TASK TO COMPLETE -> Of the lines in this material, how many contain "Leçons"? Answer with a single number only.
_ _ _ _ _ _ _
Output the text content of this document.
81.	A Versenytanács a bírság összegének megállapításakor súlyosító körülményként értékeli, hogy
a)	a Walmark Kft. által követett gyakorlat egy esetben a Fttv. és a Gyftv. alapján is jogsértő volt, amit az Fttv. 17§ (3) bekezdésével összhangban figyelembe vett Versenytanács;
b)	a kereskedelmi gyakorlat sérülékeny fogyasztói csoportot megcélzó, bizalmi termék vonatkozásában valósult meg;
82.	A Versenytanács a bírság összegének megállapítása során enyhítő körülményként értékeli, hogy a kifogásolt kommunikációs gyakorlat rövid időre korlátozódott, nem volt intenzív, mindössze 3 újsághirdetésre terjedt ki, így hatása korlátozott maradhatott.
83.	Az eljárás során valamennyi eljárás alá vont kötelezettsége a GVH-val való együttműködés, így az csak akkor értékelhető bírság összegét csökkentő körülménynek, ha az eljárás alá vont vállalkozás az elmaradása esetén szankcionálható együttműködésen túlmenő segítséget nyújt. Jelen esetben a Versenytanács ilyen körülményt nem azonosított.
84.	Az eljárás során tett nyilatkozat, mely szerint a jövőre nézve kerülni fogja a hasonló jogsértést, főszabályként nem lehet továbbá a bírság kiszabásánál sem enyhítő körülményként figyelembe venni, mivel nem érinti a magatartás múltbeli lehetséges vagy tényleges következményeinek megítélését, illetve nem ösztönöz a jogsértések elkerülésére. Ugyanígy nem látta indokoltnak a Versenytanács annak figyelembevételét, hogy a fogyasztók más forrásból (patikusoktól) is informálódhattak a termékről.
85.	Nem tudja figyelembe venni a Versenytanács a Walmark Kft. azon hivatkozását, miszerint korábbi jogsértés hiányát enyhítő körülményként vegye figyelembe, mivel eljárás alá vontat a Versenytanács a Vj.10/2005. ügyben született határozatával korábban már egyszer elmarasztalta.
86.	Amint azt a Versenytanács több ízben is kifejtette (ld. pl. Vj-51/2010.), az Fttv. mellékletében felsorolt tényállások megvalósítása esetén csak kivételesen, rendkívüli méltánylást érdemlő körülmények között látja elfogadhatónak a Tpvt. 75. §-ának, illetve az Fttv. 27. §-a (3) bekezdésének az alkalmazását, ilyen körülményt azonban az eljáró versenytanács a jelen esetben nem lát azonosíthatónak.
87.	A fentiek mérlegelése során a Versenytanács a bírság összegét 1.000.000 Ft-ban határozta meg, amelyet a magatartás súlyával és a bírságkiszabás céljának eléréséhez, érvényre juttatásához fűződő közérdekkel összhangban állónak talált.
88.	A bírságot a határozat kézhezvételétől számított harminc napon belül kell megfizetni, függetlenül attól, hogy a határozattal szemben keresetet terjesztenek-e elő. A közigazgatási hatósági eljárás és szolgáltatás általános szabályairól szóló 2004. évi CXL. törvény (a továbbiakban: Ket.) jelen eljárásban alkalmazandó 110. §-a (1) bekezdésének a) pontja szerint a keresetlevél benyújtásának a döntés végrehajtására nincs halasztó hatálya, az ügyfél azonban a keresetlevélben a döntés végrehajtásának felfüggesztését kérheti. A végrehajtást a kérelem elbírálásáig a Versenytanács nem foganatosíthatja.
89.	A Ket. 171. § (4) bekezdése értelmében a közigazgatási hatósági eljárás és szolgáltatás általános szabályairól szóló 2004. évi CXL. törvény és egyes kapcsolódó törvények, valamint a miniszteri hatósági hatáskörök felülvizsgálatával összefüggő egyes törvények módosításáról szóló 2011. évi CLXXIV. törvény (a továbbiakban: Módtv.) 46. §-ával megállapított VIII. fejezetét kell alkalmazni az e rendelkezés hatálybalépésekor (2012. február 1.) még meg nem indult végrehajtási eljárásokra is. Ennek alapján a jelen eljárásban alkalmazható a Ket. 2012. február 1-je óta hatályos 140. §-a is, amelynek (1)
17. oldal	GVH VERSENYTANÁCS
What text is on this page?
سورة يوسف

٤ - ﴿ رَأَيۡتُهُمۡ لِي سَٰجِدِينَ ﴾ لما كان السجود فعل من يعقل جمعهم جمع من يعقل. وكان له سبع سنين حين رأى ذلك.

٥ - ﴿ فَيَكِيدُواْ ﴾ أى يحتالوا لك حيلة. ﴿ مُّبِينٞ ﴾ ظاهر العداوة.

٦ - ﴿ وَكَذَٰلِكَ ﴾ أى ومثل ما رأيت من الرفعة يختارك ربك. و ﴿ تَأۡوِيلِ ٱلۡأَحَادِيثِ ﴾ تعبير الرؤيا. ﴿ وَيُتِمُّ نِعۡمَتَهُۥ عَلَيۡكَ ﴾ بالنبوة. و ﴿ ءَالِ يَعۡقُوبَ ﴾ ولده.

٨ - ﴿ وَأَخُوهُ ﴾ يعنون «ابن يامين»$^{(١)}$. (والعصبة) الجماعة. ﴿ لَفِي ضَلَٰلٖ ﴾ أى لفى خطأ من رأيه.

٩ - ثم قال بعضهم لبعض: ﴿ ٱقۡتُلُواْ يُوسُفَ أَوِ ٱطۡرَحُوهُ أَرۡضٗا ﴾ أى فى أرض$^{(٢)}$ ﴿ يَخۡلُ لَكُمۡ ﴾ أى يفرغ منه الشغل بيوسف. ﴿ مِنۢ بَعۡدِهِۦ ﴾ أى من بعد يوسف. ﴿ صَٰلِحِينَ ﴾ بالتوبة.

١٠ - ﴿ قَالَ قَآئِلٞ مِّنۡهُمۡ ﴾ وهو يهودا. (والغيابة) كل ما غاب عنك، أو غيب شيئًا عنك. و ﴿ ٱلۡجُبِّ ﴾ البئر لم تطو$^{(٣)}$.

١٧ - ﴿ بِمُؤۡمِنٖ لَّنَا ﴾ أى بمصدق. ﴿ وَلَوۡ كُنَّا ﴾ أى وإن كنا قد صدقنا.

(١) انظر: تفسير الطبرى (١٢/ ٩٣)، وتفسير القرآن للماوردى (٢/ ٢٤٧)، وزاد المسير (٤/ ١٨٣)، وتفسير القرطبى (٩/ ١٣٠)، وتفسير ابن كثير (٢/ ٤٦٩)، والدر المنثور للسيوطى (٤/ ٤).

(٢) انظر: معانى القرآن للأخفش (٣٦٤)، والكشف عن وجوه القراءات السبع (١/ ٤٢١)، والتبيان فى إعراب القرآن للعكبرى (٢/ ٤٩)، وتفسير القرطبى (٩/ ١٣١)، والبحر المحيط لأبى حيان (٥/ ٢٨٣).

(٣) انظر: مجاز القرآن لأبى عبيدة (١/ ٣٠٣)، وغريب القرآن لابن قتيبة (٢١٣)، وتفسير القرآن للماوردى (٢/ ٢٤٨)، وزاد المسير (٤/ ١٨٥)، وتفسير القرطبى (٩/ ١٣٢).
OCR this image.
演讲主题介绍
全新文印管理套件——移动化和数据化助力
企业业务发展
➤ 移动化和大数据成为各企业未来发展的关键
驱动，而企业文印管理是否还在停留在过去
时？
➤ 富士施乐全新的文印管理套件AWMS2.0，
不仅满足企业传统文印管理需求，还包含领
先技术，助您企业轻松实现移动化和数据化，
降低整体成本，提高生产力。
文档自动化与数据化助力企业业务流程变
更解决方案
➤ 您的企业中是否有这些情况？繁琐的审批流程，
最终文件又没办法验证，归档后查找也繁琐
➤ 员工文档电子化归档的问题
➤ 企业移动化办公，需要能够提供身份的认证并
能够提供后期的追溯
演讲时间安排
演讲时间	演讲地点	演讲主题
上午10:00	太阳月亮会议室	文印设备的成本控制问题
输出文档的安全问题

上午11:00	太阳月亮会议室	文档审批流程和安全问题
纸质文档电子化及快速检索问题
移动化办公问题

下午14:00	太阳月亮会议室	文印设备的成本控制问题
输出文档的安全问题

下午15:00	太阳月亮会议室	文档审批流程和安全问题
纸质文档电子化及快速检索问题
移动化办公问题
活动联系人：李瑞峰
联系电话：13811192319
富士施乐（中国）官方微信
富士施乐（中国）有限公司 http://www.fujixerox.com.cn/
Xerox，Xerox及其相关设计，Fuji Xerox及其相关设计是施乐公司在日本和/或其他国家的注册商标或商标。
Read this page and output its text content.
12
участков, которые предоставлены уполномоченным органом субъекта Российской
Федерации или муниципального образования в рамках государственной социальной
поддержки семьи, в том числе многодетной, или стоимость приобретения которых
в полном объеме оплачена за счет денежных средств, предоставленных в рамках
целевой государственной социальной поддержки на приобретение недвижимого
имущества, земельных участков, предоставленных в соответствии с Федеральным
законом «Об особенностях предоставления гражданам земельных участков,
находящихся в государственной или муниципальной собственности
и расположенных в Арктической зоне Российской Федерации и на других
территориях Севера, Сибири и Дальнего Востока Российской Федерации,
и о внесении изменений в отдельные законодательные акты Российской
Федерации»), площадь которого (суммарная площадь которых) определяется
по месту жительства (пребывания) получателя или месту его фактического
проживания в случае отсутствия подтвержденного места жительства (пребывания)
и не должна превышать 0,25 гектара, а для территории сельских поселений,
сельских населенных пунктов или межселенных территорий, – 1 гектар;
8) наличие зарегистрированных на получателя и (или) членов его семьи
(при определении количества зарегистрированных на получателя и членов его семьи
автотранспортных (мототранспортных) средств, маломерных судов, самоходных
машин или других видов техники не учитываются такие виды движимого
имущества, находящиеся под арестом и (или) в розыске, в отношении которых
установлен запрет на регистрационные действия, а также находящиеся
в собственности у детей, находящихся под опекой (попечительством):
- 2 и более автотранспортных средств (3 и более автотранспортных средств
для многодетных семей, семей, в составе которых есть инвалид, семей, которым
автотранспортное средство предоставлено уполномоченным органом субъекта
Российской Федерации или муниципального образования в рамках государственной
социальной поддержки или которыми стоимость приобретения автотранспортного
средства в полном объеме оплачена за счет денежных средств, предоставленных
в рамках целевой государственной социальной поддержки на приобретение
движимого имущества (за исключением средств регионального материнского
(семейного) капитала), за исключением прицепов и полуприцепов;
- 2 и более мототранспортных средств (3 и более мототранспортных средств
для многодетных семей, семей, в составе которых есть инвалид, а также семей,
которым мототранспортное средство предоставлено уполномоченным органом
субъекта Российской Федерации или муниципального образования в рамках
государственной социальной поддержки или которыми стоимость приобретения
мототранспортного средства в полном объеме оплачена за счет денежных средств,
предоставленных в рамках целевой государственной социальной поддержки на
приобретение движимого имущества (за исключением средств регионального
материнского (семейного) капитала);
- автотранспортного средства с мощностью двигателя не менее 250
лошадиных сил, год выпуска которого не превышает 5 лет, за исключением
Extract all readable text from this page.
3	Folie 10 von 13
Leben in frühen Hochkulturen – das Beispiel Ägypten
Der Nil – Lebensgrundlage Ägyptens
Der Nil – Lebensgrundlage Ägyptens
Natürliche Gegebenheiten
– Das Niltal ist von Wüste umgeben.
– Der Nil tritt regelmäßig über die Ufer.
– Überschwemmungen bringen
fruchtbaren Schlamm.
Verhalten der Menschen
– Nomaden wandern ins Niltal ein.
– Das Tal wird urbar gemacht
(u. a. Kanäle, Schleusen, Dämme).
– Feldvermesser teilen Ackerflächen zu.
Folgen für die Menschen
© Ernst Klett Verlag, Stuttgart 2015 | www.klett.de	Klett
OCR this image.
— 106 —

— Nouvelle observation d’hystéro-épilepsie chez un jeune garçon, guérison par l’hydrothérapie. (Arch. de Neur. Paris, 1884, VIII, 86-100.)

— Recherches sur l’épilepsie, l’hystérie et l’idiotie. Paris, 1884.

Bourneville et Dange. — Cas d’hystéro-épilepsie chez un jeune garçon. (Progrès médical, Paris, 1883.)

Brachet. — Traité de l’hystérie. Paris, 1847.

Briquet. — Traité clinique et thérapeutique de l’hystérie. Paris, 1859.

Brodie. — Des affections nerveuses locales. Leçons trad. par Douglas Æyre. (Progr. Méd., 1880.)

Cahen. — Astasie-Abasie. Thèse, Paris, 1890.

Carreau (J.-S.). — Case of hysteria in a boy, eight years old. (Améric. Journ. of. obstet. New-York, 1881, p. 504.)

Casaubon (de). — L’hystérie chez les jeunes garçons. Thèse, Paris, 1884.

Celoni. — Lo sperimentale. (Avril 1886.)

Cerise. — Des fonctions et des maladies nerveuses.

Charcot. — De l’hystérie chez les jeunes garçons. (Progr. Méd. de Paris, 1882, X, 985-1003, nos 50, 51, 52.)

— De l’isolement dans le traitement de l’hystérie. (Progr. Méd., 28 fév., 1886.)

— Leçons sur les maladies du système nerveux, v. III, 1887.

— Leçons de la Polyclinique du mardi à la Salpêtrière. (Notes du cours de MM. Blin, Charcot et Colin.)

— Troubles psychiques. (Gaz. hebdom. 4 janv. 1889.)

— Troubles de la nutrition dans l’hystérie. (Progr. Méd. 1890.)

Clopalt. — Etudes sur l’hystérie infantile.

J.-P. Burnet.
_ _ _ _ _ _ _
EXERCISE ANSWER -> 3